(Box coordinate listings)
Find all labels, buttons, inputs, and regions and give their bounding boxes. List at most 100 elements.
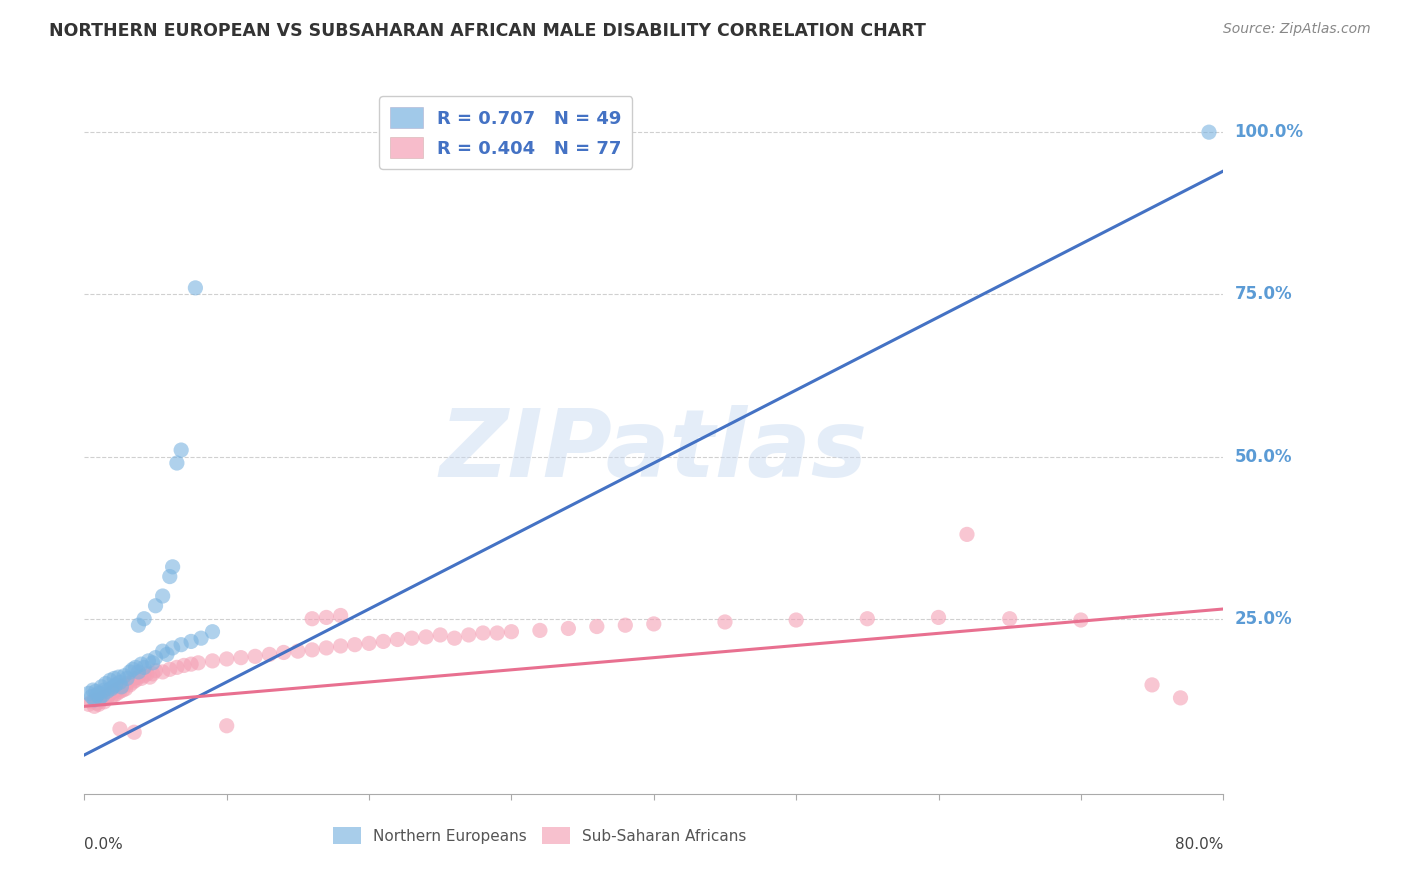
Point bbox=[557, 622, 579, 636]
Point bbox=[401, 631, 423, 645]
Text: 50.0%: 50.0% bbox=[1234, 448, 1292, 466]
Point bbox=[359, 636, 381, 650]
Point bbox=[142, 666, 165, 681]
Point bbox=[139, 670, 162, 684]
Point bbox=[134, 612, 156, 626]
Point bbox=[131, 672, 153, 686]
Point bbox=[457, 628, 479, 642]
Point bbox=[229, 650, 252, 665]
Point bbox=[315, 610, 337, 624]
Point bbox=[180, 634, 202, 648]
Point bbox=[104, 678, 127, 692]
Point bbox=[122, 672, 145, 686]
Point bbox=[152, 644, 174, 658]
Point bbox=[472, 626, 495, 640]
Point bbox=[97, 688, 120, 702]
Point bbox=[114, 681, 136, 696]
Point bbox=[486, 626, 509, 640]
Point bbox=[373, 634, 395, 648]
Point bbox=[215, 719, 238, 733]
Point bbox=[152, 589, 174, 603]
Point bbox=[162, 640, 184, 655]
Point bbox=[301, 612, 323, 626]
Point bbox=[259, 648, 281, 662]
Point bbox=[101, 680, 124, 694]
Text: Source: ZipAtlas.com: Source: ZipAtlas.com bbox=[1223, 22, 1371, 37]
Point bbox=[77, 698, 100, 712]
Text: 25.0%: 25.0% bbox=[1234, 610, 1292, 628]
Point bbox=[1070, 613, 1092, 627]
Point bbox=[856, 612, 879, 626]
Point bbox=[98, 673, 121, 688]
Point bbox=[94, 676, 117, 690]
Point bbox=[127, 618, 149, 632]
Text: 80.0%: 80.0% bbox=[1175, 837, 1223, 852]
Point bbox=[80, 695, 103, 709]
Point bbox=[714, 615, 737, 629]
Text: NORTHERN EUROPEAN VS SUBSAHARAN AFRICAN MALE DISABILITY CORRELATION CHART: NORTHERN EUROPEAN VS SUBSAHARAN AFRICAN … bbox=[49, 22, 927, 40]
Point bbox=[187, 656, 209, 670]
Point bbox=[131, 657, 153, 672]
Point bbox=[89, 690, 111, 705]
Point bbox=[134, 660, 156, 674]
Point bbox=[184, 281, 207, 295]
Point bbox=[1140, 678, 1163, 692]
Point bbox=[329, 608, 352, 623]
Point bbox=[201, 654, 224, 668]
Point bbox=[108, 722, 131, 736]
Point bbox=[190, 631, 212, 645]
Point bbox=[112, 678, 135, 692]
Point bbox=[89, 690, 111, 704]
Point bbox=[134, 669, 156, 683]
Point bbox=[103, 688, 125, 702]
Point bbox=[429, 628, 451, 642]
Point bbox=[301, 643, 323, 657]
Point bbox=[91, 688, 114, 702]
Point bbox=[785, 613, 807, 627]
Point bbox=[159, 662, 181, 676]
Point bbox=[108, 675, 131, 690]
Point bbox=[83, 699, 105, 714]
Point bbox=[201, 624, 224, 639]
Point bbox=[82, 683, 104, 698]
Point bbox=[586, 619, 609, 633]
Point bbox=[343, 638, 366, 652]
Point bbox=[100, 681, 122, 696]
Point bbox=[170, 443, 193, 458]
Point bbox=[90, 680, 112, 694]
Point bbox=[108, 684, 131, 698]
Point bbox=[110, 680, 132, 694]
Point bbox=[443, 631, 465, 645]
Point bbox=[84, 684, 107, 698]
Point bbox=[87, 686, 110, 700]
Point bbox=[124, 660, 146, 674]
Point bbox=[105, 686, 128, 700]
Text: 0.0%: 0.0% bbox=[84, 837, 124, 852]
Point bbox=[115, 676, 138, 690]
Point bbox=[96, 684, 118, 698]
Point bbox=[614, 618, 637, 632]
Point bbox=[112, 669, 135, 683]
Point bbox=[170, 638, 193, 652]
Point bbox=[145, 664, 167, 678]
Point bbox=[93, 695, 115, 709]
Point bbox=[501, 624, 523, 639]
Point bbox=[110, 680, 132, 694]
Point bbox=[387, 632, 409, 647]
Point bbox=[329, 639, 352, 653]
Point bbox=[287, 644, 309, 658]
Point bbox=[118, 665, 141, 679]
Point bbox=[180, 657, 202, 672]
Text: 100.0%: 100.0% bbox=[1234, 123, 1303, 141]
Point bbox=[127, 670, 149, 684]
Point bbox=[86, 696, 108, 710]
Point bbox=[162, 559, 184, 574]
Point bbox=[159, 569, 181, 583]
Point bbox=[91, 690, 114, 705]
Point bbox=[100, 690, 122, 704]
Point bbox=[1170, 690, 1192, 705]
Point bbox=[121, 675, 143, 690]
Point bbox=[166, 456, 188, 470]
Point bbox=[83, 693, 105, 707]
Point bbox=[166, 660, 188, 674]
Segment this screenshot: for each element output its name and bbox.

> _DO THIS_: Lay out every line of the data above as a JSON list of strings, one string per line, with blank lines left out. Leave the picture markers out of the list.

> _WRITTEN REPLY_:
[
  "Find all labels, buttons, inputs, and regions and give their bounding boxes. List at most 100 elements.",
  "Point bbox=[557, 622, 579, 636]",
  "Point bbox=[401, 631, 423, 645]",
  "Text: 50.0%: 50.0% bbox=[1234, 448, 1292, 466]",
  "Point bbox=[359, 636, 381, 650]",
  "Point bbox=[142, 666, 165, 681]",
  "Point bbox=[139, 670, 162, 684]",
  "Point bbox=[134, 612, 156, 626]",
  "Point bbox=[131, 672, 153, 686]",
  "Point bbox=[457, 628, 479, 642]",
  "Point bbox=[229, 650, 252, 665]",
  "Point bbox=[315, 610, 337, 624]",
  "Point bbox=[180, 634, 202, 648]",
  "Point bbox=[104, 678, 127, 692]",
  "Point bbox=[122, 672, 145, 686]",
  "Point bbox=[152, 644, 174, 658]",
  "Point bbox=[472, 626, 495, 640]",
  "Point bbox=[97, 688, 120, 702]",
  "Point bbox=[114, 681, 136, 696]",
  "Point bbox=[486, 626, 509, 640]",
  "Point bbox=[373, 634, 395, 648]",
  "Point bbox=[215, 719, 238, 733]",
  "Point bbox=[152, 589, 174, 603]",
  "Point bbox=[162, 640, 184, 655]",
  "Point bbox=[301, 612, 323, 626]",
  "Point bbox=[259, 648, 281, 662]",
  "Point bbox=[101, 680, 124, 694]",
  "Text: Source: ZipAtlas.com: Source: ZipAtlas.com bbox=[1223, 22, 1371, 37]",
  "Point bbox=[77, 698, 100, 712]",
  "Text: 25.0%: 25.0% bbox=[1234, 610, 1292, 628]",
  "Point bbox=[1070, 613, 1092, 627]",
  "Point bbox=[856, 612, 879, 626]",
  "Point bbox=[98, 673, 121, 688]",
  "Point bbox=[94, 676, 117, 690]",
  "Point bbox=[127, 618, 149, 632]",
  "Text: 80.0%: 80.0% bbox=[1175, 837, 1223, 852]",
  "Point bbox=[80, 695, 103, 709]",
  "Point bbox=[714, 615, 737, 629]",
  "Text: NORTHERN EUROPEAN VS SUBSAHARAN AFRICAN MALE DISABILITY CORRELATION CHART: NORTHERN EUROPEAN VS SUBSAHARAN AFRICAN … bbox=[49, 22, 927, 40]",
  "Point bbox=[187, 656, 209, 670]",
  "Point bbox=[131, 657, 153, 672]",
  "Point bbox=[89, 690, 111, 705]",
  "Point bbox=[134, 660, 156, 674]",
  "Point bbox=[184, 281, 207, 295]",
  "Point bbox=[1140, 678, 1163, 692]",
  "Point bbox=[329, 608, 352, 623]",
  "Point bbox=[201, 654, 224, 668]",
  "Point bbox=[108, 722, 131, 736]",
  "Point bbox=[190, 631, 212, 645]",
  "Point bbox=[112, 678, 135, 692]",
  "Point bbox=[89, 690, 111, 704]",
  "Point bbox=[134, 669, 156, 683]",
  "Point bbox=[103, 688, 125, 702]",
  "Point bbox=[429, 628, 451, 642]",
  "Point bbox=[301, 643, 323, 657]",
  "Point bbox=[91, 688, 114, 702]",
  "Point bbox=[785, 613, 807, 627]",
  "Point bbox=[159, 662, 181, 676]",
  "Point bbox=[108, 675, 131, 690]",
  "Point bbox=[83, 699, 105, 714]",
  "Point bbox=[201, 624, 224, 639]",
  "Point bbox=[82, 683, 104, 698]",
  "Point bbox=[586, 619, 609, 633]",
  "Point bbox=[343, 638, 366, 652]",
  "Point bbox=[100, 681, 122, 696]",
  "Point bbox=[170, 443, 193, 458]",
  "Point bbox=[90, 680, 112, 694]",
  "Point bbox=[108, 684, 131, 698]",
  "Point bbox=[110, 680, 132, 694]",
  "Point bbox=[443, 631, 465, 645]",
  "Point bbox=[84, 684, 107, 698]",
  "Point bbox=[87, 686, 110, 700]",
  "Point bbox=[124, 660, 146, 674]",
  "Point bbox=[105, 686, 128, 700]",
  "Text: 0.0%: 0.0% bbox=[84, 837, 124, 852]",
  "Point bbox=[115, 676, 138, 690]",
  "Point bbox=[96, 684, 118, 698]",
  "Point bbox=[614, 618, 637, 632]",
  "Point bbox=[112, 669, 135, 683]",
  "Point bbox=[170, 638, 193, 652]",
  "Point bbox=[145, 664, 167, 678]",
  "Point bbox=[93, 695, 115, 709]",
  "Point bbox=[501, 624, 523, 639]",
  "Point bbox=[110, 680, 132, 694]",
  "Point bbox=[387, 632, 409, 647]",
  "Point bbox=[329, 639, 352, 653]",
  "Point bbox=[287, 644, 309, 658]",
  "Point bbox=[118, 665, 141, 679]",
  "Point bbox=[180, 657, 202, 672]",
  "Text: 100.0%: 100.0% bbox=[1234, 123, 1303, 141]",
  "Point bbox=[127, 670, 149, 684]",
  "Point bbox=[86, 696, 108, 710]",
  "Point bbox=[162, 559, 184, 574]",
  "Point bbox=[159, 569, 181, 583]",
  "Point bbox=[91, 690, 114, 705]",
  "Point bbox=[100, 690, 122, 704]",
  "Point bbox=[1170, 690, 1192, 705]",
  "Point bbox=[121, 675, 143, 690]",
  "Point bbox=[166, 456, 188, 470]",
  "Point bbox=[83, 693, 105, 707]",
  "Point bbox=[166, 660, 188, 674]",
  "Segment this screenshot: for each element output its name and bbox."
]